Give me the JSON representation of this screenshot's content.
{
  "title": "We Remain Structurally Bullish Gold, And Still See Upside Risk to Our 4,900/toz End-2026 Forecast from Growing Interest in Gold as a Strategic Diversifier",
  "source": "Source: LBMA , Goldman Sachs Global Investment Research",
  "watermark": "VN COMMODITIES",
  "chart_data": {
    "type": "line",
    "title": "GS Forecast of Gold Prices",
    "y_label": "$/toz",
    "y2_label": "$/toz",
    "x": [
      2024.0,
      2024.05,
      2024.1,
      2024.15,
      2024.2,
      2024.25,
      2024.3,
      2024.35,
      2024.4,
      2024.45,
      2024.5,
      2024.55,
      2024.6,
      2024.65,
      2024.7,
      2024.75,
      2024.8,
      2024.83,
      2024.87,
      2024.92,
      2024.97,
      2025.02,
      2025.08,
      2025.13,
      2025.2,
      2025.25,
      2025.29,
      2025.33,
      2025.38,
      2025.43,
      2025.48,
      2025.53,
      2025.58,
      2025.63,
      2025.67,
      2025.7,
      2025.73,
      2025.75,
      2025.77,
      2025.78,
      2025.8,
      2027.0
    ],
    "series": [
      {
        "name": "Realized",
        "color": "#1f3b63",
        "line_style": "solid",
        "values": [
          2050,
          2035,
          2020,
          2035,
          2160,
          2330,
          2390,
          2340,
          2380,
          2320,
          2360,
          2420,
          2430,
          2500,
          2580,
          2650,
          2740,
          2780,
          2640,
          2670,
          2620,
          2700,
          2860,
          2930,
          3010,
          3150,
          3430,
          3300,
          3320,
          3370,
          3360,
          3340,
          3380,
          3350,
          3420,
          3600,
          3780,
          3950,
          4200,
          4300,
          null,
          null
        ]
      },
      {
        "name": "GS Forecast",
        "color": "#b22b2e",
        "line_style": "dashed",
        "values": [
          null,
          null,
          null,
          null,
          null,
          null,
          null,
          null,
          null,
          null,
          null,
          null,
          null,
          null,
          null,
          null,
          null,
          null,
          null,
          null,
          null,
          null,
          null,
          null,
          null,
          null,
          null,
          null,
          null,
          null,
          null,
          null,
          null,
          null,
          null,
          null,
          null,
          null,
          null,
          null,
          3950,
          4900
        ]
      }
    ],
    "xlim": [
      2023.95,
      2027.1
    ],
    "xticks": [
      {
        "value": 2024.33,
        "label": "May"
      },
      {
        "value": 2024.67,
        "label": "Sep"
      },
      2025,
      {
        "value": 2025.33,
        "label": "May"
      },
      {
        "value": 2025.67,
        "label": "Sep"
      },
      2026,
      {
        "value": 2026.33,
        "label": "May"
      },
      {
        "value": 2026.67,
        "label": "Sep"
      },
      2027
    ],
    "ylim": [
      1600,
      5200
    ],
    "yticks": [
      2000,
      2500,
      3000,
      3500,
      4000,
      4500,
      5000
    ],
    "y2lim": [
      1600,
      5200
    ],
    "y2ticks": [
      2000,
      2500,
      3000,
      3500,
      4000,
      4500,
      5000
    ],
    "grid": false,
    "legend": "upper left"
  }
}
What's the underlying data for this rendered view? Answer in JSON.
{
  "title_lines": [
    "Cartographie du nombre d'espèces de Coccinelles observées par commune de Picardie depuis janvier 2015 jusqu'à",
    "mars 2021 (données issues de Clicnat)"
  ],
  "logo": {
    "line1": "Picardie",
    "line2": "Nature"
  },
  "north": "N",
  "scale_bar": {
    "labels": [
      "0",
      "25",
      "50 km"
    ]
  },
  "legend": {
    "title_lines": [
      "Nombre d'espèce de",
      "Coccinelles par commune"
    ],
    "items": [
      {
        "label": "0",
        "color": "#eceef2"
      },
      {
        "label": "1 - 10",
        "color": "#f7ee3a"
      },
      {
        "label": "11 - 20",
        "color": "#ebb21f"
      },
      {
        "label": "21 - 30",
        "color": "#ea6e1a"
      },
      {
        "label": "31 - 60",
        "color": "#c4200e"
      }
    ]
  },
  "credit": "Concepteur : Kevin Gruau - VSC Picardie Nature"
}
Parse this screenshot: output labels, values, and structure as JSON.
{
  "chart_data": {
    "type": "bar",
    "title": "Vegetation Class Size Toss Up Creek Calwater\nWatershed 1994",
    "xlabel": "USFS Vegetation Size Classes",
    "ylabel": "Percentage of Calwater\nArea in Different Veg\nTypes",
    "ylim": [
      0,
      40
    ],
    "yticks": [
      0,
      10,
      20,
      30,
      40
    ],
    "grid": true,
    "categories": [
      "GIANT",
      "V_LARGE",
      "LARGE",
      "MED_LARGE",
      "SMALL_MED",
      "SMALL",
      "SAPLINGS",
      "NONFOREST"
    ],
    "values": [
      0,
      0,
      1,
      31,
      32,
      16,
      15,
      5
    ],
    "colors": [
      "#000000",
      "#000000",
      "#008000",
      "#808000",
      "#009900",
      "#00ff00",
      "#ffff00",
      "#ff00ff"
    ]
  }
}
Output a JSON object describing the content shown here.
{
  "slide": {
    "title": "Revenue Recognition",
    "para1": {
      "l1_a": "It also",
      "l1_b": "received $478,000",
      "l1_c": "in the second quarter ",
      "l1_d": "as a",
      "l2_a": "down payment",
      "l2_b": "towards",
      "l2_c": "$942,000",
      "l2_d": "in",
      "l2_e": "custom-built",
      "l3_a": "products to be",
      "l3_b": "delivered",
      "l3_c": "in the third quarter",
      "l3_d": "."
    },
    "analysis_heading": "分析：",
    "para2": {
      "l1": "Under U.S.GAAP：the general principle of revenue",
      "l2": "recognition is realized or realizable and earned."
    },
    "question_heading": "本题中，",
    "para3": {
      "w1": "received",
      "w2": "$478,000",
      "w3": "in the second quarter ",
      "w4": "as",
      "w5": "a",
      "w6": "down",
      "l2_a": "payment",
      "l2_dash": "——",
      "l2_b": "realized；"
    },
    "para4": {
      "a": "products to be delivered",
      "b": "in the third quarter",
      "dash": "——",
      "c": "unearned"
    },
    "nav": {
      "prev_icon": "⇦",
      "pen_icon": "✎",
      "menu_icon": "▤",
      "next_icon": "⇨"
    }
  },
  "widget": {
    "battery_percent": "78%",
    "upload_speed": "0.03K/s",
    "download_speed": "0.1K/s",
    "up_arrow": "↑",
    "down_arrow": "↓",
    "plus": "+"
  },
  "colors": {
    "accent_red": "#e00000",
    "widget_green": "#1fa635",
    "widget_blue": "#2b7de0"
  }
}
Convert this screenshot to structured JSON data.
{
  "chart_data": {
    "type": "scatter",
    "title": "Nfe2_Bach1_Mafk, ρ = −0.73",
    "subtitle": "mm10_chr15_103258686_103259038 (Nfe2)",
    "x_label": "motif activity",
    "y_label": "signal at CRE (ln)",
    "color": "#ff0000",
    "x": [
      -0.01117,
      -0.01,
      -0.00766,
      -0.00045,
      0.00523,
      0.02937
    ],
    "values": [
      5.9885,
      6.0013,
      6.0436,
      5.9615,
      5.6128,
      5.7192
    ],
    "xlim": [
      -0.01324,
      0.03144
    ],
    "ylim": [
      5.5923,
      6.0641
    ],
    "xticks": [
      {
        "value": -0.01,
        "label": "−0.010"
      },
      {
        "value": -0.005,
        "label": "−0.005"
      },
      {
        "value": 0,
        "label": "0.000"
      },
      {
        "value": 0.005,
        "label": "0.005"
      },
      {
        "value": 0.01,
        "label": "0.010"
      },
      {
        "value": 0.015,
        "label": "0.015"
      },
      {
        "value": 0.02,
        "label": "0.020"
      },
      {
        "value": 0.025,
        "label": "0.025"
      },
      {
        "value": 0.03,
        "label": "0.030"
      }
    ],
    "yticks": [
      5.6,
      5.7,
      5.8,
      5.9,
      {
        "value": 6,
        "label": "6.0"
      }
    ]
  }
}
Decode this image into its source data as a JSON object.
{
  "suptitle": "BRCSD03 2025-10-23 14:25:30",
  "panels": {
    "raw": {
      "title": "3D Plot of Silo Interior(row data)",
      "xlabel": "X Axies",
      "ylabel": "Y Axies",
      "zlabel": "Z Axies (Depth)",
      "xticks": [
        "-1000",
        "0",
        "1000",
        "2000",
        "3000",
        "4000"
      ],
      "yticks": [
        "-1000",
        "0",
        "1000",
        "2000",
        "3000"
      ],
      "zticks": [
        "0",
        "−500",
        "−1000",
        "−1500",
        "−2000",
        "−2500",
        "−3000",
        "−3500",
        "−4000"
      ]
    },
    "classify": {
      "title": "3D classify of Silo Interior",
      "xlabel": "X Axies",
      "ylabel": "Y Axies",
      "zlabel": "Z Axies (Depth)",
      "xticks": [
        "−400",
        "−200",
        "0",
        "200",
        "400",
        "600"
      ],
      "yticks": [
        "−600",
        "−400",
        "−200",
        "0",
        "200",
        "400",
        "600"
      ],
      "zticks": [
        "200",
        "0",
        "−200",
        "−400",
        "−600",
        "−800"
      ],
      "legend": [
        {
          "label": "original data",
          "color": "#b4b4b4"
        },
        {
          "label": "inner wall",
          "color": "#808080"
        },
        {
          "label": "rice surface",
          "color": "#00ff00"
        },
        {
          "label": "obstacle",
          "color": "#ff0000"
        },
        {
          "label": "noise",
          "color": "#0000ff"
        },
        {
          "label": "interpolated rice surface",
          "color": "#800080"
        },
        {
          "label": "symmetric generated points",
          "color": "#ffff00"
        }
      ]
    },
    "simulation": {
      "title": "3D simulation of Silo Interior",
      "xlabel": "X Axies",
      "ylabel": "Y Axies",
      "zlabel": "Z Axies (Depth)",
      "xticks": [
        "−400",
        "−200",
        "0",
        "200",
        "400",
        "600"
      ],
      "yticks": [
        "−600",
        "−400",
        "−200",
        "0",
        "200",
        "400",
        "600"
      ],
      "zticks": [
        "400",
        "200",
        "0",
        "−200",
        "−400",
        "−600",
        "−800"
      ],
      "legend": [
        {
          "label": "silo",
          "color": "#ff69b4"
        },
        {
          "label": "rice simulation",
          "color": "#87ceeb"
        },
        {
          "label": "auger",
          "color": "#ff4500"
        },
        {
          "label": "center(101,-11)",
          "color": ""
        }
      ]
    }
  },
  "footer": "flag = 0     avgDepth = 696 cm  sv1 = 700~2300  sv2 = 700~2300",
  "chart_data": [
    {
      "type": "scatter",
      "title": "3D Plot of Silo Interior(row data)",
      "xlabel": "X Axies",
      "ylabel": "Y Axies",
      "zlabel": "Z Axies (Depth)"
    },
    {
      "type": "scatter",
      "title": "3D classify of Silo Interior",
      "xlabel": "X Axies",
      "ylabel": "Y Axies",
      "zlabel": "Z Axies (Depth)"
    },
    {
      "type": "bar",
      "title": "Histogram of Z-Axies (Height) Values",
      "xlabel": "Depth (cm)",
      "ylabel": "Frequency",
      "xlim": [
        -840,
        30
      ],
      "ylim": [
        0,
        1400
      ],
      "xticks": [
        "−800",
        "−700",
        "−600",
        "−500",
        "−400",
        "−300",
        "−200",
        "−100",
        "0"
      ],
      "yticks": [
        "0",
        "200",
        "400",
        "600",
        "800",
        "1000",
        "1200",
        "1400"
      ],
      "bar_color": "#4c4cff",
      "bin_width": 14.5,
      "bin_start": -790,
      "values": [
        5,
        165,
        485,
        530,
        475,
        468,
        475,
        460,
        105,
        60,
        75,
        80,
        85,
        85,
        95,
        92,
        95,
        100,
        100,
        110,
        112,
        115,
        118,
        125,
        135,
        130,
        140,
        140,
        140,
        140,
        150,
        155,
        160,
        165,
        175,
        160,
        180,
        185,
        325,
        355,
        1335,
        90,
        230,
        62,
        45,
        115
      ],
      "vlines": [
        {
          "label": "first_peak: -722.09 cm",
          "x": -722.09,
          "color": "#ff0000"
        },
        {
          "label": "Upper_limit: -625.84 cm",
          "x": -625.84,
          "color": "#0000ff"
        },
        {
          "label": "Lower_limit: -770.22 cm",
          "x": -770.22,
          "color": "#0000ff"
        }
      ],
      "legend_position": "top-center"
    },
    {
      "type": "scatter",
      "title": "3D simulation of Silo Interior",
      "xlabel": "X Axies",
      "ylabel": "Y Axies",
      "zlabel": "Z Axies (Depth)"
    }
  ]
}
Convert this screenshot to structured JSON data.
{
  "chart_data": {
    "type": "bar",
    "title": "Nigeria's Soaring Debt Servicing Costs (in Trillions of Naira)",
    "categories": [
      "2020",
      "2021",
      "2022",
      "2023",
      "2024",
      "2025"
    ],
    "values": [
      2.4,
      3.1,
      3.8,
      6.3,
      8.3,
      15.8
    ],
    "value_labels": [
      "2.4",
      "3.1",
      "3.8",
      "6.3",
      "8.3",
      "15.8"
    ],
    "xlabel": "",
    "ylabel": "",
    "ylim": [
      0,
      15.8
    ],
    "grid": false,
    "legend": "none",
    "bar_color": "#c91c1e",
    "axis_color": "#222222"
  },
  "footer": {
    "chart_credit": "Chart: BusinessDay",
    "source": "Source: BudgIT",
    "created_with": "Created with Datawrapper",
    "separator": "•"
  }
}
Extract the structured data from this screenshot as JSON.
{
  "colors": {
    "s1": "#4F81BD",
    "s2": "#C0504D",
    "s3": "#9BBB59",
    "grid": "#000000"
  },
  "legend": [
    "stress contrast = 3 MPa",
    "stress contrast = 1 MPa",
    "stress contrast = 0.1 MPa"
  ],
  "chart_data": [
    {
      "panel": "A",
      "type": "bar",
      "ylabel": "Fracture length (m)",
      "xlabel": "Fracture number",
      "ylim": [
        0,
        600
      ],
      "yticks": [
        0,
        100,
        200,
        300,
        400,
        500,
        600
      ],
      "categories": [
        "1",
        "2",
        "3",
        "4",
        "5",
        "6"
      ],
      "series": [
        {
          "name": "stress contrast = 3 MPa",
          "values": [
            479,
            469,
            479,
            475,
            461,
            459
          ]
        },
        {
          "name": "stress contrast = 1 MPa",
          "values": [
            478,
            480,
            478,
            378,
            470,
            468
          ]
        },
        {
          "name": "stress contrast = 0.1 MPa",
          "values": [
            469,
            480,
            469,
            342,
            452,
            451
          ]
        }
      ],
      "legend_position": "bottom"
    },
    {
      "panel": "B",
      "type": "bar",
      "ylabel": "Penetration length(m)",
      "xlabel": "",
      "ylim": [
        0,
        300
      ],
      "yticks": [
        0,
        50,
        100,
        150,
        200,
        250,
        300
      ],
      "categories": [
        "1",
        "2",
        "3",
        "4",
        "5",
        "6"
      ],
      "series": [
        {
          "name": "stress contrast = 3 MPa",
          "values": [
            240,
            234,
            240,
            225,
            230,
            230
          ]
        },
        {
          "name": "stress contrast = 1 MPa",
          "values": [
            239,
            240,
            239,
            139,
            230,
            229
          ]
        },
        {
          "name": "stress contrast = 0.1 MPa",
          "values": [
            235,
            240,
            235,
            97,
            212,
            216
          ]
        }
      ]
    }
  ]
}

▸ TASK BRIEF
Take every line above carrying "Size" and return it.

▸ IN RESPONSE
    "title": "Vegetation Class Size Toss Up Creek Calwater\nWatershed 1994",
    "xlabel": "USFS Vegetation Size Classes",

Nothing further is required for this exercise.